Transcribe the listing that follows in full, omitting pictures.

»»

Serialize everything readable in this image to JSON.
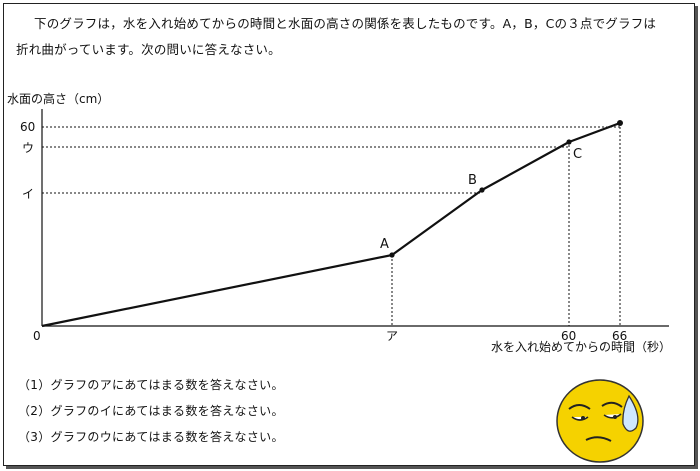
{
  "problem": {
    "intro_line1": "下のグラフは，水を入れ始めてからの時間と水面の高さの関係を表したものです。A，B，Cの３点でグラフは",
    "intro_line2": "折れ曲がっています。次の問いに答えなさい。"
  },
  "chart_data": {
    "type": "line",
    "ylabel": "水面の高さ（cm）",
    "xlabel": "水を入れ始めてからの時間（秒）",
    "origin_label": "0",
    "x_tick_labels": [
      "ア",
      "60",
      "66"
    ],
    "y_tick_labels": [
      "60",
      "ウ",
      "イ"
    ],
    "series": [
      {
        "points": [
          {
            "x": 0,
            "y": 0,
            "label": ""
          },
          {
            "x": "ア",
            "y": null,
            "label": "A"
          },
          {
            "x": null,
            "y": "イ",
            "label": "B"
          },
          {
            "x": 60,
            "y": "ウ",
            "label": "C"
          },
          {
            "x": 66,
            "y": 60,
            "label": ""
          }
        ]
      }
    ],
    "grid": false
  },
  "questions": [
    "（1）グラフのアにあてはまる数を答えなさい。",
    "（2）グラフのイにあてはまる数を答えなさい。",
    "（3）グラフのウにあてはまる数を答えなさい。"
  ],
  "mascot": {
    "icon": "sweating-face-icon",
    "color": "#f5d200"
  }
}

««

• _RESULT_
Serialize everything readable in this image to JSON.
{
  "problem": {
    "intro_line1": "下のグラフは，水を入れ始めてからの時間と水面の高さの関係を表したものです。A，B，Cの３点でグラフは",
    "intro_line2": "折れ曲がっています。次の問いに答えなさい。"
  },
  "chart_data": {
    "type": "line",
    "ylabel": "水面の高さ（cm）",
    "xlabel": "水を入れ始めてからの時間（秒）",
    "origin_label": "0",
    "x_tick_labels": [
      "ア",
      "60",
      "66"
    ],
    "y_tick_labels": [
      "60",
      "ウ",
      "イ"
    ],
    "series": [
      {
        "points": [
          {
            "x": 0,
            "y": 0,
            "label": ""
          },
          {
            "x": "ア",
            "y": null,
            "label": "A"
          },
          {
            "x": null,
            "y": "イ",
            "label": "B"
          },
          {
            "x": 60,
            "y": "ウ",
            "label": "C"
          },
          {
            "x": 66,
            "y": 60,
            "label": ""
          }
        ]
      }
    ],
    "grid": false
  },
  "questions": [
    "（1）グラフのアにあてはまる数を答えなさい。",
    "（2）グラフのイにあてはまる数を答えなさい。",
    "（3）グラフのウにあてはまる数を答えなさい。"
  ],
  "mascot": {
    "icon": "sweating-face-icon",
    "color": "#f5d200"
  }
}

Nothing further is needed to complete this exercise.